START Information supplied

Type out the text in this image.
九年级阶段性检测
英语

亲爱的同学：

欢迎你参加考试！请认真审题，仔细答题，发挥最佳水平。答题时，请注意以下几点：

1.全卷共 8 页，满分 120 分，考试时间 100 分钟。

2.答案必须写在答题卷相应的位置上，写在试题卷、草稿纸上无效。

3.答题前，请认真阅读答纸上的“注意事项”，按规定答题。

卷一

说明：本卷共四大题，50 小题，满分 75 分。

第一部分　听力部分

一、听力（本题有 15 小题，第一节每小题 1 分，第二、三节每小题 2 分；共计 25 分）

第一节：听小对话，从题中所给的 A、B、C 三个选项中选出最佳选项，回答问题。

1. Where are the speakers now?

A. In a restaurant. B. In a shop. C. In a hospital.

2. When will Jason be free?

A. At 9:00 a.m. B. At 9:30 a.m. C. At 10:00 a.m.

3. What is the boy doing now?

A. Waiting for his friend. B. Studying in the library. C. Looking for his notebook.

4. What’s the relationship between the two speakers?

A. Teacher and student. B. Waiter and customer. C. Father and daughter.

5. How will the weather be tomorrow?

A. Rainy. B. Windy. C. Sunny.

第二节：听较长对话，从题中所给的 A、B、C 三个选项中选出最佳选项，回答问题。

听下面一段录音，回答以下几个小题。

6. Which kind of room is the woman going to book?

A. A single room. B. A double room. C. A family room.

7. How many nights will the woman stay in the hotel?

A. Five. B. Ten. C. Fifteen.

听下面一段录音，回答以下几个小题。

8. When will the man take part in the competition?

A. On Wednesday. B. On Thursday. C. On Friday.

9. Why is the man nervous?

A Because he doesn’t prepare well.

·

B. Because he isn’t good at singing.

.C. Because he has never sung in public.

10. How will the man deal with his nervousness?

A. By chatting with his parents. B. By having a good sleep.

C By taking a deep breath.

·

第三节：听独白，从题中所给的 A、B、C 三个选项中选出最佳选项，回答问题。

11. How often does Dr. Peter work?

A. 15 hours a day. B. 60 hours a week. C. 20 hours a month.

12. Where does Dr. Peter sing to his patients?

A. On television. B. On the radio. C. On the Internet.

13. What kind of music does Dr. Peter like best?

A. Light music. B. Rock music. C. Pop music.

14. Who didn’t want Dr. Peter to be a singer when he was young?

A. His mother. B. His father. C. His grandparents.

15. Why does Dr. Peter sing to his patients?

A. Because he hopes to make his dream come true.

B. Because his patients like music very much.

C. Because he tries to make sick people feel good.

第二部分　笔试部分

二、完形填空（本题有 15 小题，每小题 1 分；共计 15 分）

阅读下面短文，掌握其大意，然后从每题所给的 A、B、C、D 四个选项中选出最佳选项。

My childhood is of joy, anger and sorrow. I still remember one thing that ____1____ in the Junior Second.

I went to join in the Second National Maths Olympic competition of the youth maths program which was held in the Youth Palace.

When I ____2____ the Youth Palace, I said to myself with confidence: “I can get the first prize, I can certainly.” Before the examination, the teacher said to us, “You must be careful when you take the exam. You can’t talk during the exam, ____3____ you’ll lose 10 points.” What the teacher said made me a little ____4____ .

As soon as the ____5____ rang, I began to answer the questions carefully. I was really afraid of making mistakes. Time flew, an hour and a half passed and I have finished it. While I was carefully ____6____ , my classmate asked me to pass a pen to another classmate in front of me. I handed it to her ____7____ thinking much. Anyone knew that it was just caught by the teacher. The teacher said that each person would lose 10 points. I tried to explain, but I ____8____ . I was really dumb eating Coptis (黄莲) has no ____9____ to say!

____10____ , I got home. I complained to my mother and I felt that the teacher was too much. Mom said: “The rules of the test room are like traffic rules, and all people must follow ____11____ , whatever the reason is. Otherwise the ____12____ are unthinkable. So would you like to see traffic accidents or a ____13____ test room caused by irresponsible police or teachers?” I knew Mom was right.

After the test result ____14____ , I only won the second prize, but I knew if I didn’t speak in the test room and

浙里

END Information supplied

*Assignment*: Return each line of the records above in which the word "speakers" occurs.

*Task response*:
1. Where are the speakers now?
4. What’s the relationship between the two speakers?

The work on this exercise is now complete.